_Data shown_.
▬▬▬▬▬▬

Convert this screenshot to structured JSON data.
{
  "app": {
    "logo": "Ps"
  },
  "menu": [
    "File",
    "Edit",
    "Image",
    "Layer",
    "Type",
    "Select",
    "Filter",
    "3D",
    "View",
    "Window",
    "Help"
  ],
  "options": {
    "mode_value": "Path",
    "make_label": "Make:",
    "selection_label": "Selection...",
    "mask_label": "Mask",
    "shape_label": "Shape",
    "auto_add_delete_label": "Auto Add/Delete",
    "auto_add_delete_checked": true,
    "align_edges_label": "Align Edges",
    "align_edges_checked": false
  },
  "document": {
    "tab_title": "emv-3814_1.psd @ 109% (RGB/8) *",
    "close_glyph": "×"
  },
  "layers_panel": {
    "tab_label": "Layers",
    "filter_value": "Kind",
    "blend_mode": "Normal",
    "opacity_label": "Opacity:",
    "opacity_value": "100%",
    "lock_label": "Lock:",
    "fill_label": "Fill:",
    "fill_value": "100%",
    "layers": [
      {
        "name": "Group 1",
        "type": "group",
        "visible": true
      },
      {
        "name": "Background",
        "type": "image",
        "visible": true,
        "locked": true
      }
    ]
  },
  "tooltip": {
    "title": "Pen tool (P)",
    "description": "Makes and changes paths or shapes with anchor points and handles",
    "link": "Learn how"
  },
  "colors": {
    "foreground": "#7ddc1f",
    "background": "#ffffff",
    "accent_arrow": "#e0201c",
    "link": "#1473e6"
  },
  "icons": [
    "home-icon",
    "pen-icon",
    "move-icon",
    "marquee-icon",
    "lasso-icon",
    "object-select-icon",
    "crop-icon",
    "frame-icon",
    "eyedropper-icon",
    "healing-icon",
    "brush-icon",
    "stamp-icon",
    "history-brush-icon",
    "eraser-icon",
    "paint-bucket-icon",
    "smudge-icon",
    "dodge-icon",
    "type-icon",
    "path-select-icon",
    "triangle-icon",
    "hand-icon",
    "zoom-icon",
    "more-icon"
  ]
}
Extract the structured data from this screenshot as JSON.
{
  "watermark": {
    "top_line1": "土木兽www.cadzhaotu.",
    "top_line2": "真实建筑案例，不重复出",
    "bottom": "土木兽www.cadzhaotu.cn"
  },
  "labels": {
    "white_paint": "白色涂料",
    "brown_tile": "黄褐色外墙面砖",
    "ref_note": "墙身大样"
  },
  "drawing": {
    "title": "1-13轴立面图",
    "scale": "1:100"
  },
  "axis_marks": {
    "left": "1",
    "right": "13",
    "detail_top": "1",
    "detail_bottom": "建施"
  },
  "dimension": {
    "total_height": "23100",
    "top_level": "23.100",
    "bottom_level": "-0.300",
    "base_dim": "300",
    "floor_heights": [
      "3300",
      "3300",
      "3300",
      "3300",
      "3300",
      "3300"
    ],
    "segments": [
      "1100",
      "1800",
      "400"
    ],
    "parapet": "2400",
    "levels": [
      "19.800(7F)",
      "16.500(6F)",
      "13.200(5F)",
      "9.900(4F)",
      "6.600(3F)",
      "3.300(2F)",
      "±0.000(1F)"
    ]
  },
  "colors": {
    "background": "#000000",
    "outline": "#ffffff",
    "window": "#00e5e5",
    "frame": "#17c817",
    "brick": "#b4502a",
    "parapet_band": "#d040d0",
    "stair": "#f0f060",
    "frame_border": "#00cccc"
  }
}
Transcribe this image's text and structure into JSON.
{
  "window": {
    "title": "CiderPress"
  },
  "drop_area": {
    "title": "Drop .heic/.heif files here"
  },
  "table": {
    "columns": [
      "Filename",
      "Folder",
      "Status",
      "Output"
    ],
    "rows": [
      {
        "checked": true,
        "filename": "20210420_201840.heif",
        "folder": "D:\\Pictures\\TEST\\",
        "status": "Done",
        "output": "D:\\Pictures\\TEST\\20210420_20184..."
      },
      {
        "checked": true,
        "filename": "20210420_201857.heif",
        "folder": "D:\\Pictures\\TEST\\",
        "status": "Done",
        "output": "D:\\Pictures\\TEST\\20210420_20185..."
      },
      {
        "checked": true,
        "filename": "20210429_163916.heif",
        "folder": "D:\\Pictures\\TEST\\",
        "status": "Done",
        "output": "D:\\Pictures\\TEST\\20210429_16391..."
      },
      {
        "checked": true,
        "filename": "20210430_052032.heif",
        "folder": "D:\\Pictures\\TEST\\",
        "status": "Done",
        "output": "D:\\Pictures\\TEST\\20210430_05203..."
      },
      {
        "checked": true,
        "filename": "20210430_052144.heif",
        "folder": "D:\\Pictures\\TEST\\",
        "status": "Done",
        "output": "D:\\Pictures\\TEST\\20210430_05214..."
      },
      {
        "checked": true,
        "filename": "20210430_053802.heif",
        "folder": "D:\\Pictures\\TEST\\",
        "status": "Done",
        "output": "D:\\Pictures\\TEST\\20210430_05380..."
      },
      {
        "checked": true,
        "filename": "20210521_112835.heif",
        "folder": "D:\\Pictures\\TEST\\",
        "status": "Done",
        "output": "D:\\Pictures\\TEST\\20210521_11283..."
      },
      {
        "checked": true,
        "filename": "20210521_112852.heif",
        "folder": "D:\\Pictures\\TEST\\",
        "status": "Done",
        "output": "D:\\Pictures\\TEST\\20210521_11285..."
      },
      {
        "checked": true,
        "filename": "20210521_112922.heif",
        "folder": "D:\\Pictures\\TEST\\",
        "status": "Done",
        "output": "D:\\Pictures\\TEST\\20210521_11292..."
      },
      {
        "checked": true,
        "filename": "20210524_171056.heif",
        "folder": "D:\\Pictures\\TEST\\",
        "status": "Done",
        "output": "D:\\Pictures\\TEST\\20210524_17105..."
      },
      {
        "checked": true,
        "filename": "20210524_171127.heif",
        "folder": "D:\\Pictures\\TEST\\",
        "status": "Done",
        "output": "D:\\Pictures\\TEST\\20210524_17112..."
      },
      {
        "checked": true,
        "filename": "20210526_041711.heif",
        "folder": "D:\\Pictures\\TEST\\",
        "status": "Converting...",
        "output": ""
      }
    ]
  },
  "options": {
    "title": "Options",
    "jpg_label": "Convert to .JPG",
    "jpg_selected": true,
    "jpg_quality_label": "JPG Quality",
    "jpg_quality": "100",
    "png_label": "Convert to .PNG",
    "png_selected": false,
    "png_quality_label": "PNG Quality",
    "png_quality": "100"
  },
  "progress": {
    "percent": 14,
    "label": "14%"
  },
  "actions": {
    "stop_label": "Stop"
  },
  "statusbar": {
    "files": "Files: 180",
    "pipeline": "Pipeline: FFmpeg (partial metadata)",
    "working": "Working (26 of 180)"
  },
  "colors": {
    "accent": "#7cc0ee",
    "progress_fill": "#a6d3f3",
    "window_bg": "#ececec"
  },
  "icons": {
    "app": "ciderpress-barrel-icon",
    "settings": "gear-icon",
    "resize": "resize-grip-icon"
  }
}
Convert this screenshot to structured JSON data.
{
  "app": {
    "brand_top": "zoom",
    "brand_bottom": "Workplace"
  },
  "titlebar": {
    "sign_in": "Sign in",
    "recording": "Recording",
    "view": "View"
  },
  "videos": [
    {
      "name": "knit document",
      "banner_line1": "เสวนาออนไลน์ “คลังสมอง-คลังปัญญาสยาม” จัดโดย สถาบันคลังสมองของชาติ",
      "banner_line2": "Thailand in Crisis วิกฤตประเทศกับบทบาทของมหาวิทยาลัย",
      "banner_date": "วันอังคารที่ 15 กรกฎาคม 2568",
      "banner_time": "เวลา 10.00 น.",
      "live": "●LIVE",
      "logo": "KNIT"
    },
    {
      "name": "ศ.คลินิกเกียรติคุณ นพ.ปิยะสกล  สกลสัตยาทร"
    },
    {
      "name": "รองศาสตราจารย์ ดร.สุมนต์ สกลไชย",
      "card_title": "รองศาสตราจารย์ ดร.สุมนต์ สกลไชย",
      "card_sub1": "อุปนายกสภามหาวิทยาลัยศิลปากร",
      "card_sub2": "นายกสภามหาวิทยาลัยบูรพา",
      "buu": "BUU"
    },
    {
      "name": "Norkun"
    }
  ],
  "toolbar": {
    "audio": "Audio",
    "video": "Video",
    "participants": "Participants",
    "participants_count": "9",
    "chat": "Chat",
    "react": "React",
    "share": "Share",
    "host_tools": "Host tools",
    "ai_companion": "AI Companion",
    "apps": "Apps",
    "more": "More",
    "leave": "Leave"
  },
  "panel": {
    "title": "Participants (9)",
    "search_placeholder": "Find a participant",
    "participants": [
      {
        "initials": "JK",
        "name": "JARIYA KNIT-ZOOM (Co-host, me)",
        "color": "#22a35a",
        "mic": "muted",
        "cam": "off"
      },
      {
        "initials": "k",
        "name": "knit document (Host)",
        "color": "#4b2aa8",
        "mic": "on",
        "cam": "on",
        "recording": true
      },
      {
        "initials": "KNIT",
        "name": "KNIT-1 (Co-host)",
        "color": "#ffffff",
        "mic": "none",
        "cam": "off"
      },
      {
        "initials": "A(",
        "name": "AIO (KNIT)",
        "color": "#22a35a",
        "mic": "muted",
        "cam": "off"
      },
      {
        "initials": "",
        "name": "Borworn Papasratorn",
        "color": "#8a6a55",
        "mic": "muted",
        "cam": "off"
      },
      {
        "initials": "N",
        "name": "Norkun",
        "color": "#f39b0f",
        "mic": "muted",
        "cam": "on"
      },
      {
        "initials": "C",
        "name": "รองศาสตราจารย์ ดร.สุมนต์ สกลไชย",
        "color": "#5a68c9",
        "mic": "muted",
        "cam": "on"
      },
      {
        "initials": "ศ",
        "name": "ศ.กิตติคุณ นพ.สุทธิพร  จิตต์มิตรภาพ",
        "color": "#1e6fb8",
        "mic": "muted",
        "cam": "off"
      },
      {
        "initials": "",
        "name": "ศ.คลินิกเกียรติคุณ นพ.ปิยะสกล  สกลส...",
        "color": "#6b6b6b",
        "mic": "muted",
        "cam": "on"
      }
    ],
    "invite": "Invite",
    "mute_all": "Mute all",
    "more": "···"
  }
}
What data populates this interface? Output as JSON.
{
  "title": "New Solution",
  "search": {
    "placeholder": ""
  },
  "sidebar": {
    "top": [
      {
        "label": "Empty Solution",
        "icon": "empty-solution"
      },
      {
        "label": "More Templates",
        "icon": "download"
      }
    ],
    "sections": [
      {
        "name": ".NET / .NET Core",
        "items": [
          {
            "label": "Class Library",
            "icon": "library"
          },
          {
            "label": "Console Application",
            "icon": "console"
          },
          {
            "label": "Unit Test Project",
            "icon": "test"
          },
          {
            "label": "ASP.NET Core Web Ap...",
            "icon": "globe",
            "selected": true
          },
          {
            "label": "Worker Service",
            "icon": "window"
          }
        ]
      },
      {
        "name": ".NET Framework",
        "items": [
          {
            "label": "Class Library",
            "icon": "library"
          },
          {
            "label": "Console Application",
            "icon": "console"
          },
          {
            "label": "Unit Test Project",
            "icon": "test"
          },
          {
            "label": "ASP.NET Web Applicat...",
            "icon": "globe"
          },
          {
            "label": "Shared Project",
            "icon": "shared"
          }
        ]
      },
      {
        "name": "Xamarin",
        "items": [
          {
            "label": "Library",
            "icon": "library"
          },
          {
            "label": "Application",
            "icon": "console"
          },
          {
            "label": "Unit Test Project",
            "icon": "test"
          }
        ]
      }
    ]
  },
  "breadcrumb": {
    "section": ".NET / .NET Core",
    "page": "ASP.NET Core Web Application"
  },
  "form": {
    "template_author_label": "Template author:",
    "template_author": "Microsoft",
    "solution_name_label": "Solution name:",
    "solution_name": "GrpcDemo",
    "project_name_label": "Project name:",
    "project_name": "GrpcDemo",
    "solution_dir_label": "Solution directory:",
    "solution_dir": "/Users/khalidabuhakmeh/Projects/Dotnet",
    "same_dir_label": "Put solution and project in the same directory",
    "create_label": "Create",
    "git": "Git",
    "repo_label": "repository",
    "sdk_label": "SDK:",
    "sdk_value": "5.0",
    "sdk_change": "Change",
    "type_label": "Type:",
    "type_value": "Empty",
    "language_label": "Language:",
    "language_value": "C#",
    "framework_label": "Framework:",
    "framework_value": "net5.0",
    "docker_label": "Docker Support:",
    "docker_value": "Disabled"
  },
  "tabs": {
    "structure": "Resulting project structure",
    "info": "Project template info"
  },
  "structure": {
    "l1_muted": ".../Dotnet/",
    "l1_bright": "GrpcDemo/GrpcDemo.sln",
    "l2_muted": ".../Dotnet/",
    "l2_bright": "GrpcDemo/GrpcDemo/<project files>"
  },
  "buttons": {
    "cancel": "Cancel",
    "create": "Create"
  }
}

▬▬▬▬▬▬

_Work instructions_. Using the listing above, say how many of its lines contain the string "ทยาล", giving nothing but the figure.

_Solution for this problem_. 3